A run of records
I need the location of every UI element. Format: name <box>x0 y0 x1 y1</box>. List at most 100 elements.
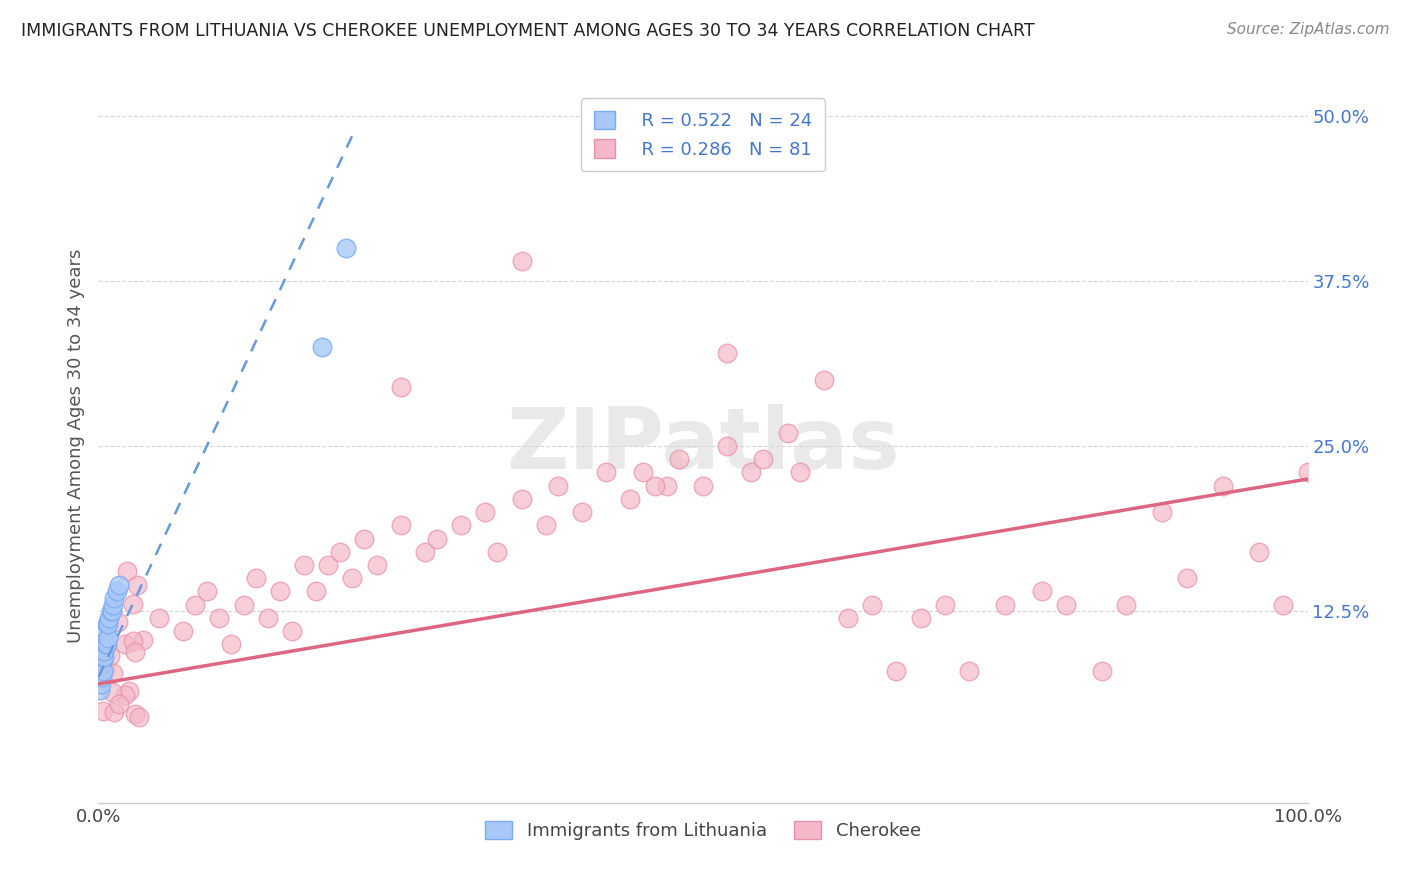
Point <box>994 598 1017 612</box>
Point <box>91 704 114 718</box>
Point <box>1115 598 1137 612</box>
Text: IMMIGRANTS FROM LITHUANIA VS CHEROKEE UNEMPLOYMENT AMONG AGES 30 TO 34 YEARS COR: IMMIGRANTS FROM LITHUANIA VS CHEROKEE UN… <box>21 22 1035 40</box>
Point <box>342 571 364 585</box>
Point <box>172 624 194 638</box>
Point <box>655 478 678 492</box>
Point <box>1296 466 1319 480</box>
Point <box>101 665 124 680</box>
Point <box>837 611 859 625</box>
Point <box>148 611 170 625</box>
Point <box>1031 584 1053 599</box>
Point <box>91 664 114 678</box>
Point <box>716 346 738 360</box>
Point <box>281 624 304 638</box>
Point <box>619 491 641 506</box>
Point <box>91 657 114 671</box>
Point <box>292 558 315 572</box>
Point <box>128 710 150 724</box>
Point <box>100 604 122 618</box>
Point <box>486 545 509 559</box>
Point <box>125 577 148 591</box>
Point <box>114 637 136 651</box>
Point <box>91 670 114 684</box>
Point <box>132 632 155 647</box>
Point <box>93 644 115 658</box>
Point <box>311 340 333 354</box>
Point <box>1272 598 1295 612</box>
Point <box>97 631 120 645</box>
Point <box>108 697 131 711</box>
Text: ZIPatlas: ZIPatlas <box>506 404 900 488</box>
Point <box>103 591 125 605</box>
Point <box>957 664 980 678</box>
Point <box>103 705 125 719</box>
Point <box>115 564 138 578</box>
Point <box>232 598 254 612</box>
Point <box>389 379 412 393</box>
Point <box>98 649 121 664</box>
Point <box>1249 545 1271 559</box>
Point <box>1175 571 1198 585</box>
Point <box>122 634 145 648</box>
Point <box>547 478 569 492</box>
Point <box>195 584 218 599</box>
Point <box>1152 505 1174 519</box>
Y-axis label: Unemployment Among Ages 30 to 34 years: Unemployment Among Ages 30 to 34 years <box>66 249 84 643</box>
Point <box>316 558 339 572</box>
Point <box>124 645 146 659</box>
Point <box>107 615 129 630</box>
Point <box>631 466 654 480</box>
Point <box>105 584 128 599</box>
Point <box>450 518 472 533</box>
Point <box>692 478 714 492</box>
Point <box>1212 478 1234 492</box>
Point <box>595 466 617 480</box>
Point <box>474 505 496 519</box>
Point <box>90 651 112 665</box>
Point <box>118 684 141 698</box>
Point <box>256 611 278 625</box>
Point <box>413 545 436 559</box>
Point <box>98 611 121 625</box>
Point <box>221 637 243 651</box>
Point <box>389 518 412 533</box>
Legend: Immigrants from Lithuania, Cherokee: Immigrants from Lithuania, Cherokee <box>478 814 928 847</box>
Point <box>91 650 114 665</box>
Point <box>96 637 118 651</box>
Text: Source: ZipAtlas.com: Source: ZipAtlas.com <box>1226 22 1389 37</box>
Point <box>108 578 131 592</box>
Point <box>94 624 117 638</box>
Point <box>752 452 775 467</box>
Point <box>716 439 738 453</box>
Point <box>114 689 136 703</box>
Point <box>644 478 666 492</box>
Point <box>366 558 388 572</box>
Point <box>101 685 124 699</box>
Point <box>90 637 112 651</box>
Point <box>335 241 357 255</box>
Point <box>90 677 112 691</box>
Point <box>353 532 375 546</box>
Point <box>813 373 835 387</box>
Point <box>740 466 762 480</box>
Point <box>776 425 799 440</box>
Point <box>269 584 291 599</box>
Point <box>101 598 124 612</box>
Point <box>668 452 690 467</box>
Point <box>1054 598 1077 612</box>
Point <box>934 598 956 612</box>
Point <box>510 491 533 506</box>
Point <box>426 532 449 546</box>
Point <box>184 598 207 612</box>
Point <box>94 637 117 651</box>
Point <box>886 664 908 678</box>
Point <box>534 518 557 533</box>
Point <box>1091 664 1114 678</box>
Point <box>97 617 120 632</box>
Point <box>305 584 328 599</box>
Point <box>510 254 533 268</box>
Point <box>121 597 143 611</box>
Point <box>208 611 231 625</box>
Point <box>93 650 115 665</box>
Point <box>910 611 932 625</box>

* * *

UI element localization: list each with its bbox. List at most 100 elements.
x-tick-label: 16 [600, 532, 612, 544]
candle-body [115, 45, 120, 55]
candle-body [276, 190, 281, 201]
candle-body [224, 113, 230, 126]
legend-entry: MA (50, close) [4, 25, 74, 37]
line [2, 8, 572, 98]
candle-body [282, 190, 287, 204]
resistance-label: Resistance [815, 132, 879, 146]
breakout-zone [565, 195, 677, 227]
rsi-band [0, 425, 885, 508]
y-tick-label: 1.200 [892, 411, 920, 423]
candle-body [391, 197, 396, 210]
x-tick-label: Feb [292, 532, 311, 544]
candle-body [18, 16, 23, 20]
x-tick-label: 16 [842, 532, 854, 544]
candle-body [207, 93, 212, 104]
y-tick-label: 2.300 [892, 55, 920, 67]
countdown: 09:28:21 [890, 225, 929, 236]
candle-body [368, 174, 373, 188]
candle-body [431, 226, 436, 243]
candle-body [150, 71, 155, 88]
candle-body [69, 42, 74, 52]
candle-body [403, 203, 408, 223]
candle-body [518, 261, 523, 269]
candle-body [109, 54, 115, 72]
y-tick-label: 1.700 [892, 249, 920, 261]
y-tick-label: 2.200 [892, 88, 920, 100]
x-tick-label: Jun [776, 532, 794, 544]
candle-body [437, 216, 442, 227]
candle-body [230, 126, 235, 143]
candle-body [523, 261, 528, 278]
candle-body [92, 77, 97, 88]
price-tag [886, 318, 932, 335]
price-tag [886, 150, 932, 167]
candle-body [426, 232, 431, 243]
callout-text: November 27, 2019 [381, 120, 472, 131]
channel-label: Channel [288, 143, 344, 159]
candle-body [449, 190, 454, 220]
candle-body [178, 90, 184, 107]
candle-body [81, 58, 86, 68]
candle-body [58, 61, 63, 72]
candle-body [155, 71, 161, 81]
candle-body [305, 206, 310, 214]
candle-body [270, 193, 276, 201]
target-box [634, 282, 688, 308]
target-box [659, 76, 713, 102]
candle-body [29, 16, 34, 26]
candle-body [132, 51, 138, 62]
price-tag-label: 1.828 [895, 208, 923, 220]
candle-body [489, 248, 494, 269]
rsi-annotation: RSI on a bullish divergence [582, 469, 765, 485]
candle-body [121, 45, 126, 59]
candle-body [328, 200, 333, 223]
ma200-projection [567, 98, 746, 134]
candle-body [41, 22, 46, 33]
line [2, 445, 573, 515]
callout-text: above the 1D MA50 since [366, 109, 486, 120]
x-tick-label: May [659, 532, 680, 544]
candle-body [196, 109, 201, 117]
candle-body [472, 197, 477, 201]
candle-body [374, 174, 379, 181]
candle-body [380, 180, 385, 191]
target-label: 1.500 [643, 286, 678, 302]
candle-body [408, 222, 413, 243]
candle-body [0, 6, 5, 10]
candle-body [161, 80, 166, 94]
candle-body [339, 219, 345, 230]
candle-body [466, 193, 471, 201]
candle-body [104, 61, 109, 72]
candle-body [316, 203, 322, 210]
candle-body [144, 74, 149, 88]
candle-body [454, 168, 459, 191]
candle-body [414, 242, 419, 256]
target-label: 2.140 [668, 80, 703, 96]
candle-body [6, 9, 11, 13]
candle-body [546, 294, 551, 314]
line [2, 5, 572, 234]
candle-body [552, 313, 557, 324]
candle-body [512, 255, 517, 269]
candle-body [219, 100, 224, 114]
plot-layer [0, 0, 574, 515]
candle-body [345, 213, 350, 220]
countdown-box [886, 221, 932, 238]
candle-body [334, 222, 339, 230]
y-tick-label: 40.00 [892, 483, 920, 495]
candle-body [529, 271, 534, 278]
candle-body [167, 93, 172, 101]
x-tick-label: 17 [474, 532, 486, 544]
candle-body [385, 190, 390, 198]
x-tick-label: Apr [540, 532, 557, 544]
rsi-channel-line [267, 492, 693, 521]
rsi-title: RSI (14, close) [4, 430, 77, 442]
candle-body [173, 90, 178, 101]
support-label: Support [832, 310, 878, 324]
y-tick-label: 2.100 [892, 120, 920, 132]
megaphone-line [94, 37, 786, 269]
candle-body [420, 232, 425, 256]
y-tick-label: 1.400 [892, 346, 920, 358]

...

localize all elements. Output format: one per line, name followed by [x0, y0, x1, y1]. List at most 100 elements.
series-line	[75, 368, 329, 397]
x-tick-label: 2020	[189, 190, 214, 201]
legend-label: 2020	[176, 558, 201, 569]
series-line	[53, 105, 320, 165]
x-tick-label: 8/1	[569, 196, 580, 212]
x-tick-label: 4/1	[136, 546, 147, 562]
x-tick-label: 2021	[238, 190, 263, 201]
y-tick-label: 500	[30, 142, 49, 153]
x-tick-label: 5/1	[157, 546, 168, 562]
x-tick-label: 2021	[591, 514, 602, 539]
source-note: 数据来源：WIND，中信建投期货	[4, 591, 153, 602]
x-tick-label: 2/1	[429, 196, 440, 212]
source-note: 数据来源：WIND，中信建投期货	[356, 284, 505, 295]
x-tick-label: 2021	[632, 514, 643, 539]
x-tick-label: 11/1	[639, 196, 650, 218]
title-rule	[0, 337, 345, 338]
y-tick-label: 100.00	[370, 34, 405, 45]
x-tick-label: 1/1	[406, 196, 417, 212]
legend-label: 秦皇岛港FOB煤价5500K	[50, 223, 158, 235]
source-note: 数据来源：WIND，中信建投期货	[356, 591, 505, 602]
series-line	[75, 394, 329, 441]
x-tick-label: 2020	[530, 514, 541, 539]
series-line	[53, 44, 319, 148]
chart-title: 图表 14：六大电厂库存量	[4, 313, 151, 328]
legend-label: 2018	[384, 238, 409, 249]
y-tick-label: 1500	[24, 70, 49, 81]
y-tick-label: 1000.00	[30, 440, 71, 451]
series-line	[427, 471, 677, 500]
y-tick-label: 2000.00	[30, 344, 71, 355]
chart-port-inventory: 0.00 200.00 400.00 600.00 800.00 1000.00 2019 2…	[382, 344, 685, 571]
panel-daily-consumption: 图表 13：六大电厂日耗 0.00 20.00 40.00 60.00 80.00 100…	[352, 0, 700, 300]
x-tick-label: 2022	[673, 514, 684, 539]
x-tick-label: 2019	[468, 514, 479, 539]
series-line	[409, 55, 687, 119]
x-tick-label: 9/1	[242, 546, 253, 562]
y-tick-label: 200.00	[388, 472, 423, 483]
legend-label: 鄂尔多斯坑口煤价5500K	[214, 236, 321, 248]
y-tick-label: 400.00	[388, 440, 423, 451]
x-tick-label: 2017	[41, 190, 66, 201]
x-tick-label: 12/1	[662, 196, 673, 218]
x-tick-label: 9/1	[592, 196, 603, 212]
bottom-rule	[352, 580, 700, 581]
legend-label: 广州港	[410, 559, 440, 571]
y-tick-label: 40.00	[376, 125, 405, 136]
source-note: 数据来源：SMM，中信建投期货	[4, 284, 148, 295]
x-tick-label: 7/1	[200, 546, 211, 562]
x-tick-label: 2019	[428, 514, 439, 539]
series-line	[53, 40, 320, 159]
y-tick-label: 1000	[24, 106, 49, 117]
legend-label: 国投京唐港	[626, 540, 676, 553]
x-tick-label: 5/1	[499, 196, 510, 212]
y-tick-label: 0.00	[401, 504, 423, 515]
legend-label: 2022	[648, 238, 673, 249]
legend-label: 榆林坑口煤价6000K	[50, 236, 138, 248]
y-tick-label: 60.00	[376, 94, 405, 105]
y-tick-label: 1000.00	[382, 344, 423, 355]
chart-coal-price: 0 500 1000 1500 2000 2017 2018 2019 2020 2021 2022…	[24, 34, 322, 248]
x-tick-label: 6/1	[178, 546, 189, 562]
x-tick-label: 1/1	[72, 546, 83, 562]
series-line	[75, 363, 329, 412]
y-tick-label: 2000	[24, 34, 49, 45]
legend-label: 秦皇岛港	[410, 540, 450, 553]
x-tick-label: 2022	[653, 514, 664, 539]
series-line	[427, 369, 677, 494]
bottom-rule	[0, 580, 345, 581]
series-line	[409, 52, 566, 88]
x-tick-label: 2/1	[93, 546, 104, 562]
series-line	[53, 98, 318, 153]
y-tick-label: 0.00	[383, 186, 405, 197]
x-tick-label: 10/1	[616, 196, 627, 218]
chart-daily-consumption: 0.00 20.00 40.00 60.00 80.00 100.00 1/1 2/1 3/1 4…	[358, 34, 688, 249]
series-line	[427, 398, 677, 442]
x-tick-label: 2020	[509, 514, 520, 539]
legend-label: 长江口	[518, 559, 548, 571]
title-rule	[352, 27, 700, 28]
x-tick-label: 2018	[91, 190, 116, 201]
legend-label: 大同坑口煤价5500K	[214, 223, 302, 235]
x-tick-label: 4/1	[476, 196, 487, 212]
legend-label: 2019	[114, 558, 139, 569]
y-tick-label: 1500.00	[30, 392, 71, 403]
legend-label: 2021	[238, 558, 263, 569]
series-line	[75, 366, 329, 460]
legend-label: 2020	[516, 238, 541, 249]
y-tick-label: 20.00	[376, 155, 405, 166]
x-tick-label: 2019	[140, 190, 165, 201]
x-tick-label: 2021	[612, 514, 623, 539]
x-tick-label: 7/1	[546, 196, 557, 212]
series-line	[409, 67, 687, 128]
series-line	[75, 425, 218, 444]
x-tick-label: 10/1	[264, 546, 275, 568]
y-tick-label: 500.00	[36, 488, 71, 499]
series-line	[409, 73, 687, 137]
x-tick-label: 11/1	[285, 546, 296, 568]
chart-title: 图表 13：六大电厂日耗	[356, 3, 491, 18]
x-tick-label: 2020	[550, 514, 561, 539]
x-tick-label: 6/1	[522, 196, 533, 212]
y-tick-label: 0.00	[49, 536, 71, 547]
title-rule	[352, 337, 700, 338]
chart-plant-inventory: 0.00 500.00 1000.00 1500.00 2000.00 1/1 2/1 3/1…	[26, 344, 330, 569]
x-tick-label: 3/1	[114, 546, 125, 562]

**TASK BRIEF**
Reproduce everything from the line containing "Point <box>994 598 1017 612</box>" down to the line containing "Text: IMMIGRANTS FROM", keeping both of those lines.

**REPLY**
Point <box>994 598 1017 612</box>
Point <box>91 704 114 718</box>
Point <box>1115 598 1137 612</box>
Text: IMMIGRANTS FROM LITHUANIA VS CHEROKEE UNEMPLOYMENT AMONG AGES 30 TO 34 YEARS COR: IMMIGRANTS FROM LITHUANIA VS CHEROKEE UN… <box>21 22 1035 40</box>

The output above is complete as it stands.